_Aim_:
Output the material below in full, exactly as it is.

Source records:
____
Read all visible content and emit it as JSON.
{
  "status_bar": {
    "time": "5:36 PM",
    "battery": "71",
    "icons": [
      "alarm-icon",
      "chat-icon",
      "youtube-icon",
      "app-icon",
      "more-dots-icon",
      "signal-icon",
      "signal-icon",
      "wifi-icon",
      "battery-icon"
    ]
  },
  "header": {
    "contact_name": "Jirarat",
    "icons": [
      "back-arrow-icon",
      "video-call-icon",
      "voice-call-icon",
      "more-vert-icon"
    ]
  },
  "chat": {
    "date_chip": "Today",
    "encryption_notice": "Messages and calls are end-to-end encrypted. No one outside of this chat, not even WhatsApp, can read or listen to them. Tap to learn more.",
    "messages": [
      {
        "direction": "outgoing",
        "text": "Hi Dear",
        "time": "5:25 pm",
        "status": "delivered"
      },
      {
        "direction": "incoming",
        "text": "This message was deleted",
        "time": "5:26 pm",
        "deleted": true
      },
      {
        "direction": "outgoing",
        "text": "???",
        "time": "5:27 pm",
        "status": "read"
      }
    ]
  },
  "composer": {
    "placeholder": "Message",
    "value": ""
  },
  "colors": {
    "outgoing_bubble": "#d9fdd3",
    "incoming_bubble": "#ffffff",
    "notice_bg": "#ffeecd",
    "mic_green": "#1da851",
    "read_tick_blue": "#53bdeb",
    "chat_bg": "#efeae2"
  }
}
____
_Exercise response_:
Read all visible content and emit it as JSON.
{
  "status_bar": {
    "time": "5:36 PM",
    "battery": "71",
    "icons": [
      "alarm-icon",
      "chat-icon",
      "youtube-icon",
      "app-icon",
      "more-dots-icon",
      "signal-icon",
      "signal-icon",
      "wifi-icon",
      "battery-icon"
    ]
  },
  "header": {
    "contact_name": "Jirarat",
    "icons": [
      "back-arrow-icon",
      "video-call-icon",
      "voice-call-icon",
      "more-vert-icon"
    ]
  },
  "chat": {
    "date_chip": "Today",
    "encryption_notice": "Messages and calls are end-to-end encrypted. No one outside of this chat, not even WhatsApp, can read or listen to them. Tap to learn more.",
    "messages": [
      {
        "direction": "outgoing",
        "text": "Hi Dear",
        "time": "5:25 pm",
        "status": "delivered"
      },
      {
        "direction": "incoming",
        "text": "This message was deleted",
        "time": "5:26 pm",
        "deleted": true
      },
      {
        "direction": "outgoing",
        "text": "???",
        "time": "5:27 pm",
        "status": "read"
      }
    ]
  },
  "composer": {
    "placeholder": "Message",
    "value": ""
  },
  "colors": {
    "outgoing_bubble": "#d9fdd3",
    "incoming_bubble": "#ffffff",
    "notice_bg": "#ffeecd",
    "mic_green": "#1da851",
    "read_tick_blue": "#53bdeb",
    "chat_bg": "#efeae2"
  }
}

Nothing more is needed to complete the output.